• **Data supplied**

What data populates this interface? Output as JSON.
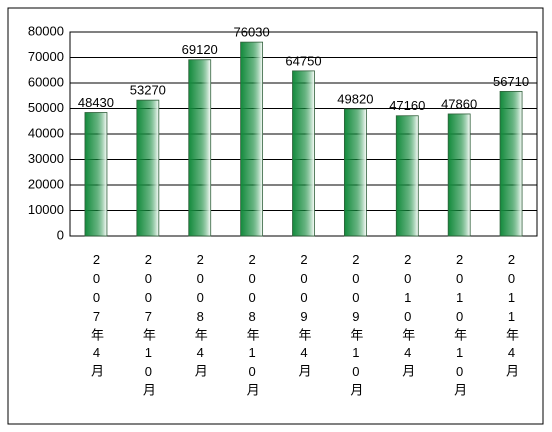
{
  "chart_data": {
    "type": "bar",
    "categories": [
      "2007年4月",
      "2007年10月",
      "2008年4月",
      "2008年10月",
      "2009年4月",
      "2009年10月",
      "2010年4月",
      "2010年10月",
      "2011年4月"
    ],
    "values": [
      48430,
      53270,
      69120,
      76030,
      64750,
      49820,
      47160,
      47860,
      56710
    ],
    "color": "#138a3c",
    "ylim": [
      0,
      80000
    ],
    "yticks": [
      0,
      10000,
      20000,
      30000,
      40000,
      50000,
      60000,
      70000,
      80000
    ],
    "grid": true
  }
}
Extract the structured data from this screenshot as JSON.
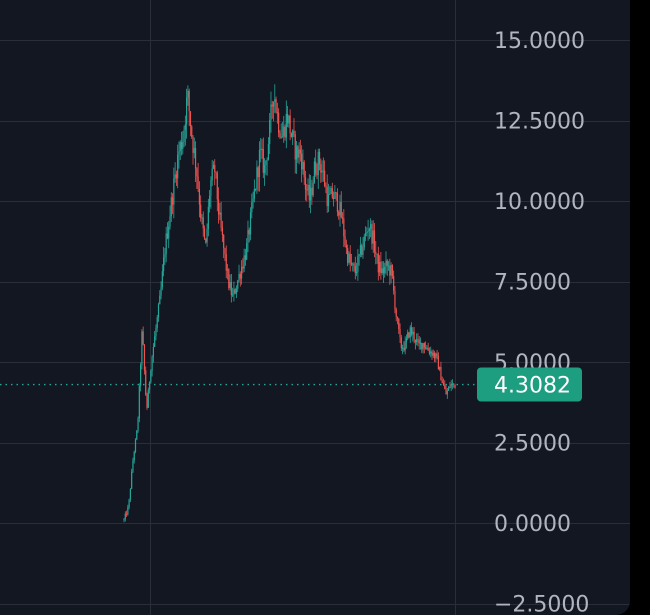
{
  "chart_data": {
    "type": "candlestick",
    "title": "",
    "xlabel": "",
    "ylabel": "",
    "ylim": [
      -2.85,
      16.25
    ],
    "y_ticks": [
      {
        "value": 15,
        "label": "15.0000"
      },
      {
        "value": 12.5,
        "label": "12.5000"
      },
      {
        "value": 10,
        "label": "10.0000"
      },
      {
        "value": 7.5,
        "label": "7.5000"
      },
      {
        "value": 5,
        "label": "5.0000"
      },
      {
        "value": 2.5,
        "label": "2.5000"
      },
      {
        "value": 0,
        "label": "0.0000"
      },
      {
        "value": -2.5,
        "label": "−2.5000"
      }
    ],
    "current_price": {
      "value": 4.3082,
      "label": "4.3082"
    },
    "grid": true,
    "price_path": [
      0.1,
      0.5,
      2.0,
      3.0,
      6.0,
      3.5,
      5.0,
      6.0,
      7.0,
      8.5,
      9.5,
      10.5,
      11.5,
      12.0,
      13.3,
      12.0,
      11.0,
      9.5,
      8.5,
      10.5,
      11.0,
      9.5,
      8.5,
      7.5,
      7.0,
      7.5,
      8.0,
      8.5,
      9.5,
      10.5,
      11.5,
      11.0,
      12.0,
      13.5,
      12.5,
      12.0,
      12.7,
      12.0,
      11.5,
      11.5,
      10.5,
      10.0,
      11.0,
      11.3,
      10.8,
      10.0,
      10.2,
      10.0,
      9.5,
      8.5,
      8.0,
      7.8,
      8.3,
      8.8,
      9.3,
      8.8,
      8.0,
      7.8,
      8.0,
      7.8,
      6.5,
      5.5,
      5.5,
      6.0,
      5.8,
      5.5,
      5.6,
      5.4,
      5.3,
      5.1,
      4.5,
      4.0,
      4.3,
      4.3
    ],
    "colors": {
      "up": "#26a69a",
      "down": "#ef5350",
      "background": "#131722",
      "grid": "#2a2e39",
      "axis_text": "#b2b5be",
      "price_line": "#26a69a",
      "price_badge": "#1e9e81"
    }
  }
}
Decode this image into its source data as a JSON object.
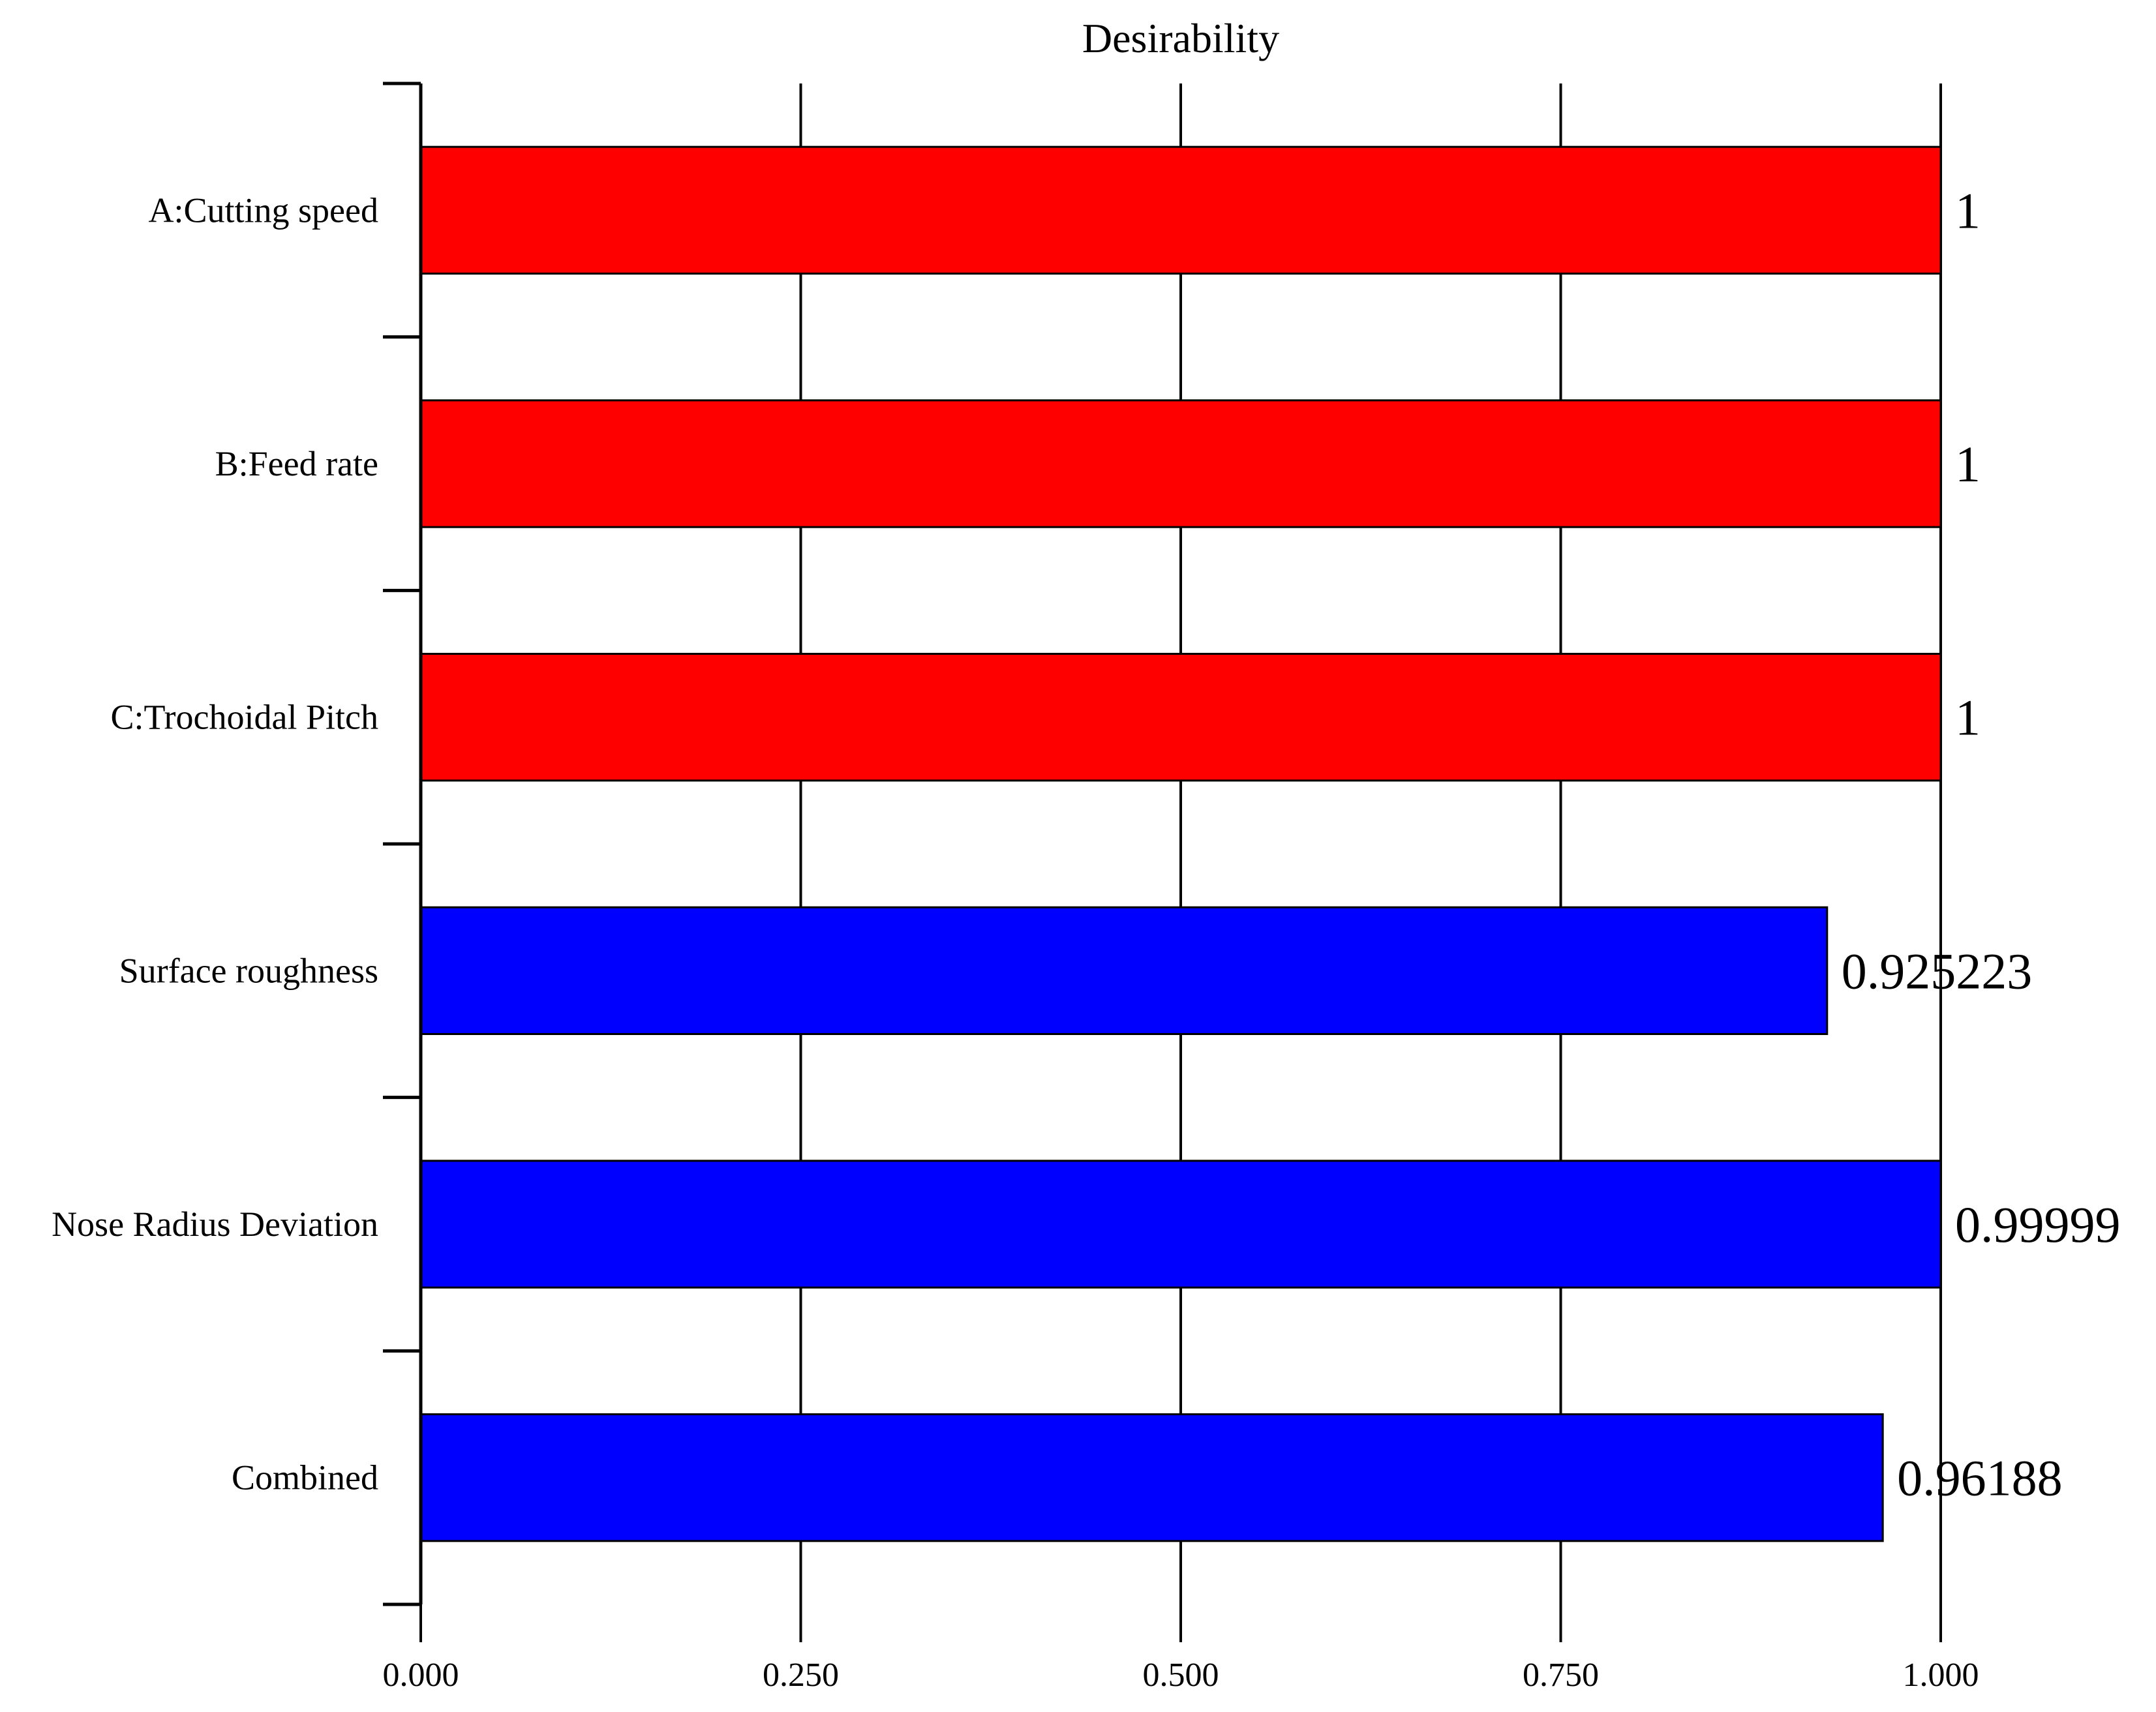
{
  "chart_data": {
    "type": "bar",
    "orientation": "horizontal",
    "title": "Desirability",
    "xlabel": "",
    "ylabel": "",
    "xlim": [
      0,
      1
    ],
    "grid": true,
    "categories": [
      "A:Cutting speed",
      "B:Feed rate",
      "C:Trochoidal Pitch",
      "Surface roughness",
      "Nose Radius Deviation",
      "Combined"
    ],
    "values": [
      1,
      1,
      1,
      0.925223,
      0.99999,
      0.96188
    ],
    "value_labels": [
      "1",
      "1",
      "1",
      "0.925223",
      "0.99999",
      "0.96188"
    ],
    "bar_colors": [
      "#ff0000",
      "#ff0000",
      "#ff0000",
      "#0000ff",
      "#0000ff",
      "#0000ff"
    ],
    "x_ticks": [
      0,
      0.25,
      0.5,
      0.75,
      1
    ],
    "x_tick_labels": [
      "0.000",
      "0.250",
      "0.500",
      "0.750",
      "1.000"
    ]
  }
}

• **Task instructions**
Report how many lines in the entries hold the string "this". Nothing but the number is wanted.

• **Response**
3